# WORK TO DO
Gather each line of the records where "Sensitivity" appears.

Items listed in a dataset:
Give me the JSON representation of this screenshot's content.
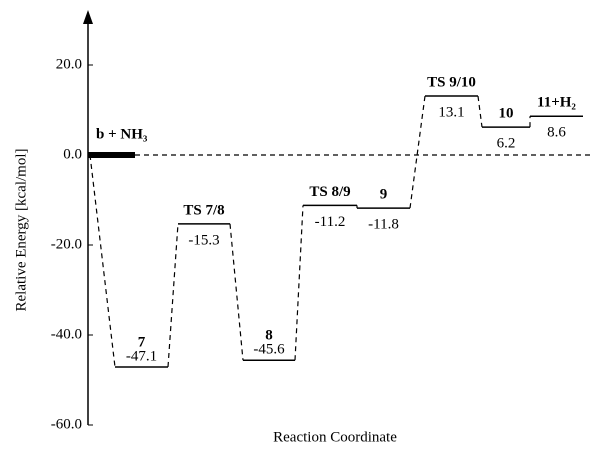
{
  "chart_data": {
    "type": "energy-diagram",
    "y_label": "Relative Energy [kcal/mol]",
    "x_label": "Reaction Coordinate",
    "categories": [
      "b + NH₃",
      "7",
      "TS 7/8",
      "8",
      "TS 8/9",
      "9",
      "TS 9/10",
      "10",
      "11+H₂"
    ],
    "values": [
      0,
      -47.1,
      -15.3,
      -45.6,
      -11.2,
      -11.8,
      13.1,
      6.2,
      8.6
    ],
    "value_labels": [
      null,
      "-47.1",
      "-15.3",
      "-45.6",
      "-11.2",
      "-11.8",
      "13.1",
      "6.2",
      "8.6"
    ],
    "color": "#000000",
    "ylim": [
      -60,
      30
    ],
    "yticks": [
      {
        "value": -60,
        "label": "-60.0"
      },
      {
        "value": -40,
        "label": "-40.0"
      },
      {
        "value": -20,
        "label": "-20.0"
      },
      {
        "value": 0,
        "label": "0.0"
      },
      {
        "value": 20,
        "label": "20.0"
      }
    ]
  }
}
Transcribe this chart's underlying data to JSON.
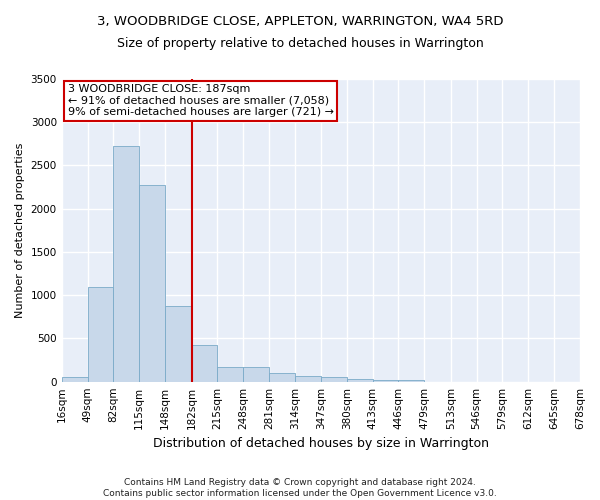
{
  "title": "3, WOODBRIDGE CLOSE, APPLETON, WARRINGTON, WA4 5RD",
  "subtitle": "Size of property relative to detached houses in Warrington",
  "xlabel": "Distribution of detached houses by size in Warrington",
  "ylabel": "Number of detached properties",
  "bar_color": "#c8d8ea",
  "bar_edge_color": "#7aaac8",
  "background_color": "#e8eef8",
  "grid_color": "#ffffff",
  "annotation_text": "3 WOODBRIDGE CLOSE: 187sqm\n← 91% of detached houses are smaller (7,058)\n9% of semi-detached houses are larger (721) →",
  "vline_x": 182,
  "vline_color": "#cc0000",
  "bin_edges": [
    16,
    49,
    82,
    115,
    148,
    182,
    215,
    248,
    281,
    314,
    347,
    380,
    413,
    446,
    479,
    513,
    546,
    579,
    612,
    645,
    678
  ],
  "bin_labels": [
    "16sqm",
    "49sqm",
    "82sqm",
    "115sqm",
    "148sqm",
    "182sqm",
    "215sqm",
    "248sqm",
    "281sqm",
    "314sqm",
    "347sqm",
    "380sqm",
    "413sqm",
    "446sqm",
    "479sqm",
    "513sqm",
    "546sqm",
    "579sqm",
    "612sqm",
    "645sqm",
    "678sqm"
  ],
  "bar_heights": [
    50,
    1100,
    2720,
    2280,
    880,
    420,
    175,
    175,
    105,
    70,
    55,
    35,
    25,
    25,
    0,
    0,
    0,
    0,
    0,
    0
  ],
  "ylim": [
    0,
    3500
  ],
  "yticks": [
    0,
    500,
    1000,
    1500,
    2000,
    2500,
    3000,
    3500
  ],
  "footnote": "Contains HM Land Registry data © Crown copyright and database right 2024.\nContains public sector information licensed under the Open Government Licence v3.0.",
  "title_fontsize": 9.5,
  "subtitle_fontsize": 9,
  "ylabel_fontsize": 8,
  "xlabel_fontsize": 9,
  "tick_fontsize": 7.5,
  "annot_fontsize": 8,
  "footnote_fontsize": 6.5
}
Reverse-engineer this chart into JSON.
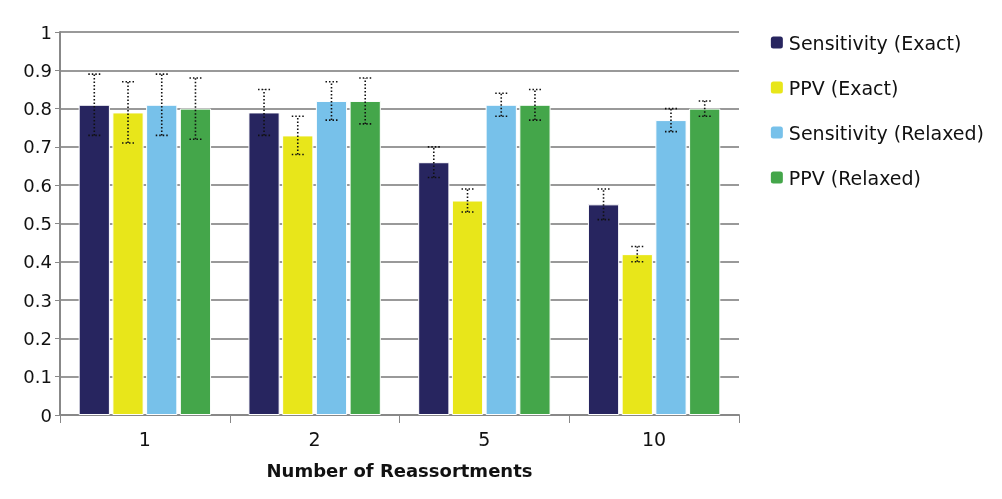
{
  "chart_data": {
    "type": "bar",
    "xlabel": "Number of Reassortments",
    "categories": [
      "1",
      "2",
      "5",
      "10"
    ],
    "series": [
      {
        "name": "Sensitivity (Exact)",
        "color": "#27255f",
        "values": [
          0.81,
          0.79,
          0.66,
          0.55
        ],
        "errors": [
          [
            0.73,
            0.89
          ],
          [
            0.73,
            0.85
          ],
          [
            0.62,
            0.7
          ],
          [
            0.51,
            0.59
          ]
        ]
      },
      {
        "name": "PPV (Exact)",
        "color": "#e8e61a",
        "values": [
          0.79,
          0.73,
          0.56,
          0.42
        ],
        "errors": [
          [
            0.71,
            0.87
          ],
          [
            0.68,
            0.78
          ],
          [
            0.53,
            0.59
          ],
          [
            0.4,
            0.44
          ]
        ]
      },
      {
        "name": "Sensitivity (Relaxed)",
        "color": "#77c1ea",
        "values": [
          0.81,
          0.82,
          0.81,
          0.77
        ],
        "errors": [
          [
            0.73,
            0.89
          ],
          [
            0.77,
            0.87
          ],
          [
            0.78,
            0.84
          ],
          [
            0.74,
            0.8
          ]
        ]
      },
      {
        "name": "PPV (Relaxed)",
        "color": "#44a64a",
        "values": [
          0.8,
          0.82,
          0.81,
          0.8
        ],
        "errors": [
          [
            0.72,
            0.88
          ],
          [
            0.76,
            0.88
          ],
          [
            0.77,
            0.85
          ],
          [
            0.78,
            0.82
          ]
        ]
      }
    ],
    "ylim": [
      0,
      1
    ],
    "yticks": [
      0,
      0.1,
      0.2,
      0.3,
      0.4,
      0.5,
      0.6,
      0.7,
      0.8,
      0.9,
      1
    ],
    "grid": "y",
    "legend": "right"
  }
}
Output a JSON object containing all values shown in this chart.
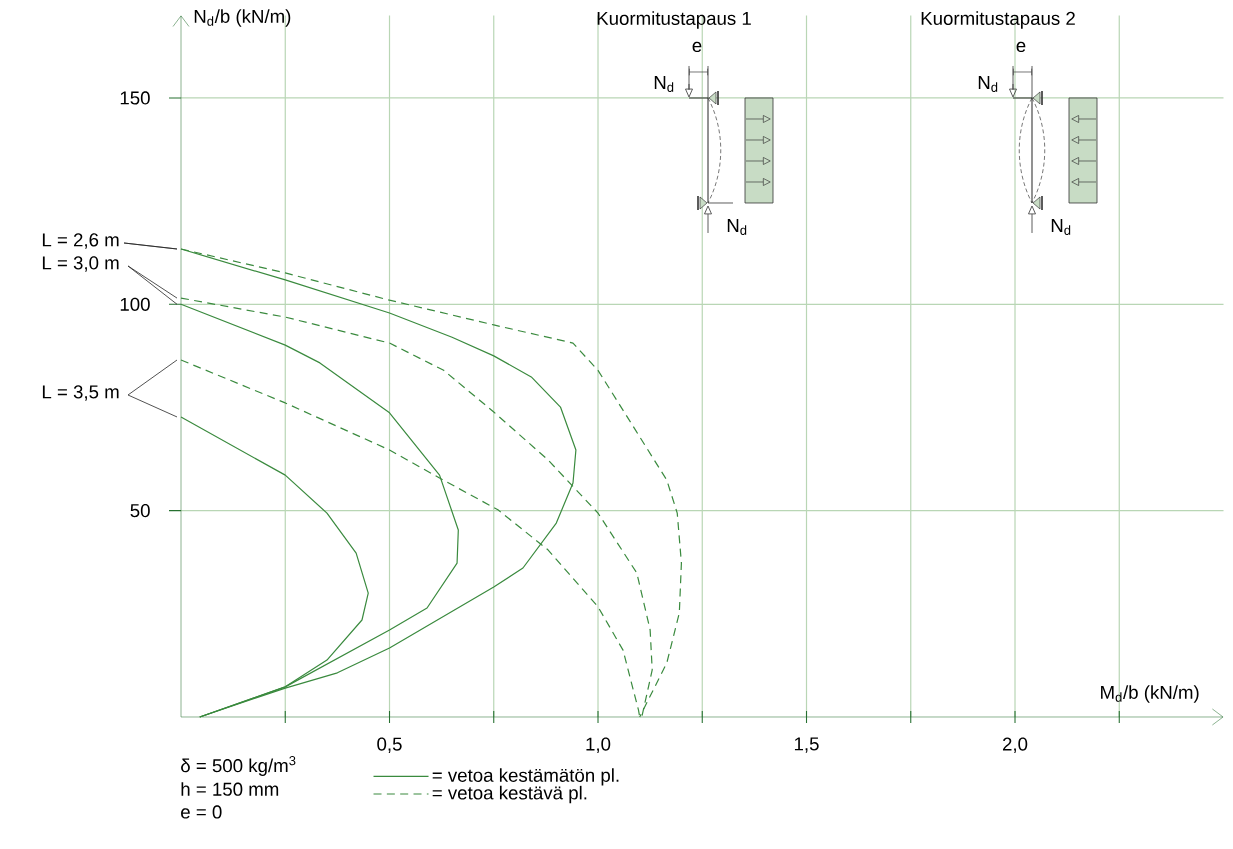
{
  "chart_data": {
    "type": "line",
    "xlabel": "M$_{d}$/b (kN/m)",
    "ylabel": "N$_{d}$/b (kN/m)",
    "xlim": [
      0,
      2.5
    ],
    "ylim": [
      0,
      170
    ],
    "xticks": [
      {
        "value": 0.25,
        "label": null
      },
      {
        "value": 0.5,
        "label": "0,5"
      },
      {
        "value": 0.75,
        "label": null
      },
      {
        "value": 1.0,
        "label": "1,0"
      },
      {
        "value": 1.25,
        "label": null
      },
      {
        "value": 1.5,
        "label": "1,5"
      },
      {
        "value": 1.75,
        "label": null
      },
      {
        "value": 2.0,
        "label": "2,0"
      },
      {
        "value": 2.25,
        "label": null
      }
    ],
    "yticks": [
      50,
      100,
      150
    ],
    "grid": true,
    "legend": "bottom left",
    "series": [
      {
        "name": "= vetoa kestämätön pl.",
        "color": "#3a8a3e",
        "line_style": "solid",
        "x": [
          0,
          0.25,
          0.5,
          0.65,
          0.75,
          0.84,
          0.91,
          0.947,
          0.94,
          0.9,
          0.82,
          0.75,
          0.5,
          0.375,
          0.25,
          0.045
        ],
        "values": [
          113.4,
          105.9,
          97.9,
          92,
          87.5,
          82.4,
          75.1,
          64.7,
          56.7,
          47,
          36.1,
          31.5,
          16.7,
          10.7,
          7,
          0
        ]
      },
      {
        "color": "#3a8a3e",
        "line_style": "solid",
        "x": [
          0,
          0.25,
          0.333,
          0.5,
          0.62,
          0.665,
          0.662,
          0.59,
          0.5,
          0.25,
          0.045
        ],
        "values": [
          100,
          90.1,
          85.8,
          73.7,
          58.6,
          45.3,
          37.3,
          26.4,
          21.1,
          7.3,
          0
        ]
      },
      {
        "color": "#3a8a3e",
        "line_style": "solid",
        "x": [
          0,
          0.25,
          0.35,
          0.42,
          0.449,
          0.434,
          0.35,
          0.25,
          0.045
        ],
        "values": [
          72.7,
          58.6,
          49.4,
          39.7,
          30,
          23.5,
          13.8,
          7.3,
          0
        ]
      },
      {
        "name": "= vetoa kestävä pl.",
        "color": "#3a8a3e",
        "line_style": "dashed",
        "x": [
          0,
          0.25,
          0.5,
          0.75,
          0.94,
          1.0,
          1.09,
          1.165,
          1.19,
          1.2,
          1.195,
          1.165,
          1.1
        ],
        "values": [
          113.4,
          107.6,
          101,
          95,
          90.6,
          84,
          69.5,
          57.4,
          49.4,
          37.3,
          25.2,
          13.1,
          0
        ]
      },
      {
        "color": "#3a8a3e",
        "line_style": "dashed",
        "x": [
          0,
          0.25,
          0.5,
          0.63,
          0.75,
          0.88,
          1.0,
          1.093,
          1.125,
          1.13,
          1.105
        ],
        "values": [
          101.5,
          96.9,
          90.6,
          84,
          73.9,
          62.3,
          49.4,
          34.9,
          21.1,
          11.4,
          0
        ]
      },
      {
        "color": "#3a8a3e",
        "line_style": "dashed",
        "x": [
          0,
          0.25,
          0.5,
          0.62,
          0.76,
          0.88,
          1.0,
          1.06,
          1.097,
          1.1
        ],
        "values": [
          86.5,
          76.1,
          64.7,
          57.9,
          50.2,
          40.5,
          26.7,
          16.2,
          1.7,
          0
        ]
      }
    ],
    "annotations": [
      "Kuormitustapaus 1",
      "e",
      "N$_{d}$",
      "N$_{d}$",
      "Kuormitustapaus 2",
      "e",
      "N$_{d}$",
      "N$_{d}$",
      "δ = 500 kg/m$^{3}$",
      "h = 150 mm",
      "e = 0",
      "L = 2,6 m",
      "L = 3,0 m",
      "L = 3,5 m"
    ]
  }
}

# ANSWER FOR THE TASK
        "name": "Sensitivity (Exact)",
        "name": "Sensitivity (Relaxed)",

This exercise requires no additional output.